• Given instruction: Below is some material; transcribe all of it exactly.
##### Task inputs #####
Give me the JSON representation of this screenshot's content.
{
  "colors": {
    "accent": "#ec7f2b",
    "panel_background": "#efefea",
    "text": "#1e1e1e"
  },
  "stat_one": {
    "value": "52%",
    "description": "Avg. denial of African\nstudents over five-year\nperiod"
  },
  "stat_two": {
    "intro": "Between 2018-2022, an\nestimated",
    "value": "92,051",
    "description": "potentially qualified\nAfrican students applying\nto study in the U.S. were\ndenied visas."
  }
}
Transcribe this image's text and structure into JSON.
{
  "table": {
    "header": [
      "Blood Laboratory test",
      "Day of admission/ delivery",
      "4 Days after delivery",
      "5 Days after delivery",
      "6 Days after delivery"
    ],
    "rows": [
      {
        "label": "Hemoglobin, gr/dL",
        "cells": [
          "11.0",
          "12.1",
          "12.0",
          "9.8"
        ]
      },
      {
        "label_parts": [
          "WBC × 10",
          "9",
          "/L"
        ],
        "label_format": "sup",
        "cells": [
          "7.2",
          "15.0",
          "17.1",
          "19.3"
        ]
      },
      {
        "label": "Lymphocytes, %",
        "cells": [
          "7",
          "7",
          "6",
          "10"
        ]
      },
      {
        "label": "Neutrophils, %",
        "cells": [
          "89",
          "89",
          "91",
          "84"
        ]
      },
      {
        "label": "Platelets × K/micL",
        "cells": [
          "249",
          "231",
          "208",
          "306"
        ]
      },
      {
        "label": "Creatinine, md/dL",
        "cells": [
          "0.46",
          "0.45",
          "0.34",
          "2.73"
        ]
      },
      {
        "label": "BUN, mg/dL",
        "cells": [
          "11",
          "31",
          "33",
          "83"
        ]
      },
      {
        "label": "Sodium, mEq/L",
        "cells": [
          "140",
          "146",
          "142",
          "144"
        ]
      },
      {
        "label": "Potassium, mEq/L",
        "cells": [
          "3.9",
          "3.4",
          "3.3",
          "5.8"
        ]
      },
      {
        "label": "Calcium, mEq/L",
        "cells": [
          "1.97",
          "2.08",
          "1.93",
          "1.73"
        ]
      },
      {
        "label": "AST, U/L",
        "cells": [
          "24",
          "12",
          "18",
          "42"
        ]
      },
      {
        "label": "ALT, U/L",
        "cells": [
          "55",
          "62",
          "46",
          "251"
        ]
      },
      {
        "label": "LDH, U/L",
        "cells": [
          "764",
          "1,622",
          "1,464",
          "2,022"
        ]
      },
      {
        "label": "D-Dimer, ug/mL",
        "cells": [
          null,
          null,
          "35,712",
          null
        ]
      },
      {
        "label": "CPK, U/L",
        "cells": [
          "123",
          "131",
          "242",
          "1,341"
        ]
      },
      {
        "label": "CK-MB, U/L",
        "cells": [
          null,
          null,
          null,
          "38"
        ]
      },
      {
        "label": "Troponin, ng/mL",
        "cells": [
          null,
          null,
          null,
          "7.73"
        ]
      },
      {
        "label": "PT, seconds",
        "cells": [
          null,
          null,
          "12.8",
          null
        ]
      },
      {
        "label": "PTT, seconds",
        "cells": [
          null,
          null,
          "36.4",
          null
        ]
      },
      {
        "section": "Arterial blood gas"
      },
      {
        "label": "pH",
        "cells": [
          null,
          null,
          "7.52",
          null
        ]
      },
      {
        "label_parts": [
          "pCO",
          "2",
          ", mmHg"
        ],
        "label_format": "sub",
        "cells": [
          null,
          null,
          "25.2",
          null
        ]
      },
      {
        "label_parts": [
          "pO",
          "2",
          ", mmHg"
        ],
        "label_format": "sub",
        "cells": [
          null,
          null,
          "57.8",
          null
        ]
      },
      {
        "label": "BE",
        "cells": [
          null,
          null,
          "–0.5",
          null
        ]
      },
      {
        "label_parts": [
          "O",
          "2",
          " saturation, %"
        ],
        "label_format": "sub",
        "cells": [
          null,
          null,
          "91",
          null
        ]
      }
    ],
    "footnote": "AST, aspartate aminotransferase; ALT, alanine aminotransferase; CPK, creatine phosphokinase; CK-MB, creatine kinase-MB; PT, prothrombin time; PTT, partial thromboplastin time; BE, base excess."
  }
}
#####
• Output for this task:
Give me the JSON representation of this screenshot's content.
{
  "colors": {
    "accent": "#ec7f2b",
    "panel_background": "#efefea",
    "text": "#1e1e1e"
  },
  "stat_one": {
    "value": "52%",
    "description": "Avg. denial of African\nstudents over five-year\nperiod"
  },
  "stat_two": {
    "intro": "Between 2018-2022, an\nestimated",
    "value": "92,051",
    "description": "potentially qualified\nAfrican students applying\nto study in the U.S. were\ndenied visas."
  }
}
Transcribe this image's text and structure into JSON.
{
  "table": {
    "header": [
      "Blood Laboratory test",
      "Day of admission/ delivery",
      "4 Days after delivery",
      "5 Days after delivery",
      "6 Days after delivery"
    ],
    "rows": [
      {
        "label": "Hemoglobin, gr/dL",
        "cells": [
          "11.0",
          "12.1",
          "12.0",
          "9.8"
        ]
      },
      {
        "label_parts": [
          "WBC × 10",
          "9",
          "/L"
        ],
        "label_format": "sup",
        "cells": [
          "7.2",
          "15.0",
          "17.1",
          "19.3"
        ]
      },
      {
        "label": "Lymphocytes, %",
        "cells": [
          "7",
          "7",
          "6",
          "10"
        ]
      },
      {
        "label": "Neutrophils, %",
        "cells": [
          "89",
          "89",
          "91",
          "84"
        ]
      },
      {
        "label": "Platelets × K/micL",
        "cells": [
          "249",
          "231",
          "208",
          "306"
        ]
      },
      {
        "label": "Creatinine, md/dL",
        "cells": [
          "0.46",
          "0.45",
          "0.34",
          "2.73"
        ]
      },
      {
        "label": "BUN, mg/dL",
        "cells": [
          "11",
          "31",
          "33",
          "83"
        ]
      },
      {
        "label": "Sodium, mEq/L",
        "cells": [
          "140",
          "146",
          "142",
          "144"
        ]
      },
      {
        "label": "Potassium, mEq/L",
        "cells": [
          "3.9",
          "3.4",
          "3.3",
          "5.8"
        ]
      },
      {
        "label": "Calcium, mEq/L",
        "cells": [
          "1.97",
          "2.08",
          "1.93",
          "1.73"
        ]
      },
      {
        "label": "AST, U/L",
        "cells": [
          "24",
          "12",
          "18",
          "42"
        ]
      },
      {
        "label": "ALT, U/L",
        "cells": [
          "55",
          "62",
          "46",
          "251"
        ]
      },
      {
        "label": "LDH, U/L",
        "cells": [
          "764",
          "1,622",
          "1,464",
          "2,022"
        ]
      },
      {
        "label": "D-Dimer, ug/mL",
        "cells": [
          null,
          null,
          "35,712",
          null
        ]
      },
      {
        "label": "CPK, U/L",
        "cells": [
          "123",
          "131",
          "242",
          "1,341"
        ]
      },
      {
        "label": "CK-MB, U/L",
        "cells": [
          null,
          null,
          null,
          "38"
        ]
      },
      {
        "label": "Troponin, ng/mL",
        "cells": [
          null,
          null,
          null,
          "7.73"
        ]
      },
      {
        "label": "PT, seconds",
        "cells": [
          null,
          null,
          "12.8",
          null
        ]
      },
      {
        "label": "PTT, seconds",
        "cells": [
          null,
          null,
          "36.4",
          null
        ]
      },
      {
        "section": "Arterial blood gas"
      },
      {
        "label": "pH",
        "cells": [
          null,
          null,
          "7.52",
          null
        ]
      },
      {
        "label_parts": [
          "pCO",
          "2",
          ", mmHg"
        ],
        "label_format": "sub",
        "cells": [
          null,
          null,
          "25.2",
          null
        ]
      },
      {
        "label_parts": [
          "pO",
          "2",
          ", mmHg"
        ],
        "label_format": "sub",
        "cells": [
          null,
          null,
          "57.8",
          null
        ]
      },
      {
        "label": "BE",
        "cells": [
          null,
          null,
          "–0.5",
          null
        ]
      },
      {
        "label_parts": [
          "O",
          "2",
          " saturation, %"
        ],
        "label_format": "sub",
        "cells": [
          null,
          null,
          "91",
          null
        ]
      }
    ],
    "footnote": "AST, aspartate aminotransferase; ALT, alanine aminotransferase; CPK, creatine phosphokinase; CK-MB, creatine kinase-MB; PT, prothrombin time; PTT, partial thromboplastin time; BE, base excess."
  }
}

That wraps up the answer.